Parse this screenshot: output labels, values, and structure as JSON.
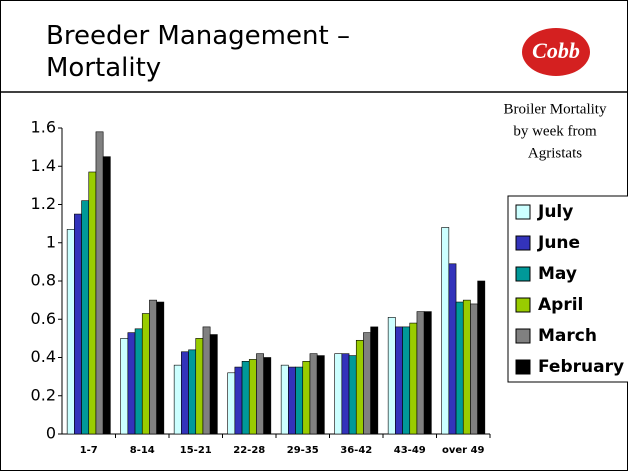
{
  "header": {
    "title": "Breeder Management – Mortality",
    "logo": "Cobb"
  },
  "chart_data": {
    "type": "bar",
    "annotation": "Broiler Mortality by week from Agristats",
    "categories": [
      "1-7",
      "8-14",
      "15-21",
      "22-28",
      "29-35",
      "36-42",
      "43-49",
      "over 49"
    ],
    "series": [
      {
        "name": "July",
        "color": "#ccffff",
        "values": [
          1.07,
          0.5,
          0.36,
          0.32,
          0.36,
          0.42,
          0.61,
          1.08
        ]
      },
      {
        "name": "June",
        "color": "#3333bb",
        "values": [
          1.15,
          0.53,
          0.43,
          0.35,
          0.35,
          0.42,
          0.56,
          0.89
        ]
      },
      {
        "name": "May",
        "color": "#009999",
        "values": [
          1.22,
          0.55,
          0.44,
          0.38,
          0.35,
          0.41,
          0.56,
          0.69
        ]
      },
      {
        "name": "April",
        "color": "#99cc00",
        "values": [
          1.37,
          0.63,
          0.5,
          0.39,
          0.38,
          0.49,
          0.58,
          0.7
        ]
      },
      {
        "name": "March",
        "color": "#808080",
        "values": [
          1.58,
          0.7,
          0.56,
          0.42,
          0.42,
          0.53,
          0.64,
          0.68
        ]
      },
      {
        "name": "February",
        "color": "#000000",
        "values": [
          1.45,
          0.69,
          0.52,
          0.4,
          0.41,
          0.56,
          0.64,
          0.8
        ]
      }
    ],
    "ylim": [
      0,
      1.6
    ],
    "yticks": [
      0,
      0.2,
      0.4,
      0.6,
      0.8,
      1,
      1.2,
      1.4,
      1.6
    ]
  }
}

· · · ·

> **EXERCISE**
Check each line of the records above for the word "Mortality", then give the number of lines that have it, with no other words.

> **FULL OUTPUT**
2